(Some records)
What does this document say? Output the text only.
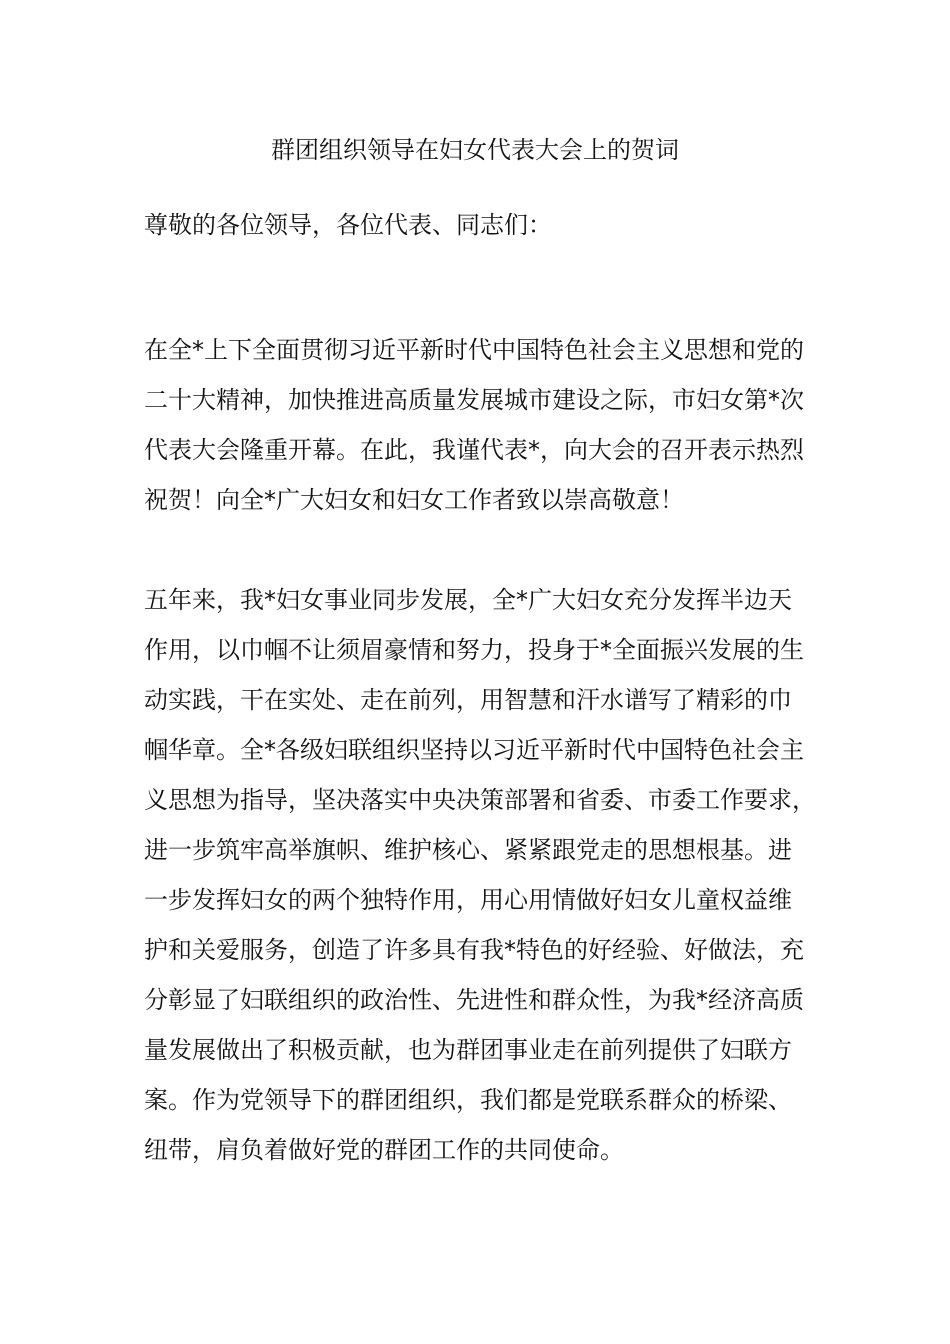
群团组织领导在妇女代表大会上的贺词

尊敬的各位领导，各位代表、同志们：

在全*上下全面贯彻习近平新时代中国特色社会主义思想和党的
二十大精神，加快推进高质量发展城市建设之际，市妇女第*次
代表大会隆重开幕。在此，我谨代表*，向大会的召开表示热烈
祝贺！向全*广大妇女和妇女工作者致以崇高敬意！
五年来，我*妇女事业同步发展，全*广大妇女充分发挥半边天
作用，以巾帼不让须眉豪情和努力，投身于*全面振兴发展的生
动实践，干在实处、走在前列，用智慧和汗水谱写了精彩的巾
帼华章。全*各级妇联组织坚持以习近平新时代中国特色社会主
义思想为指导，坚决落实中央决策部署和省委、市委工作要求，
进一步筑牢高举旗帜、维护核心、紧紧跟党走的思想根基。进
一步发挥妇女的两个独特作用，用心用情做好妇女儿童权益维
护和关爱服务，创造了许多具有我*特色的好经验、好做法，充
分彰显了妇联组织的政治性、先进性和群众性，为我*经济高质
量发展做出了积极贡献，也为群团事业走在前列提供了妇联方
案。作为党领导下的群团组织，我们都是党联系群众的桥梁、
纽带，肩负着做好党的群团工作的共同使命。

▸ What you have to do: Pictures are not part of the copy; output everything else in the records exactly.

▸ Exercise answer:
What does this document say? Output the text only.
群团组织领导在妇女代表大会上的贺词

尊敬的各位领导，各位代表、同志们：

在全*上下全面贯彻习近平新时代中国特色社会主义思想和党的
二十大精神，加快推进高质量发展城市建设之际，市妇女第*次
代表大会隆重开幕。在此，我谨代表*，向大会的召开表示热烈
祝贺！向全*广大妇女和妇女工作者致以崇高敬意！
五年来，我*妇女事业同步发展，全*广大妇女充分发挥半边天
作用，以巾帼不让须眉豪情和努力，投身于*全面振兴发展的生
动实践，干在实处、走在前列，用智慧和汗水谱写了精彩的巾
帼华章。全*各级妇联组织坚持以习近平新时代中国特色社会主
义思想为指导，坚决落实中央决策部署和省委、市委工作要求，
进一步筑牢高举旗帜、维护核心、紧紧跟党走的思想根基。进
一步发挥妇女的两个独特作用，用心用情做好妇女儿童权益维
护和关爱服务，创造了许多具有我*特色的好经验、好做法，充
分彰显了妇联组织的政治性、先进性和群众性，为我*经济高质
量发展做出了积极贡献，也为群团事业走在前列提供了妇联方
案。作为党领导下的群团组织，我们都是党联系群众的桥梁、
纽带，肩负着做好党的群团工作的共同使命。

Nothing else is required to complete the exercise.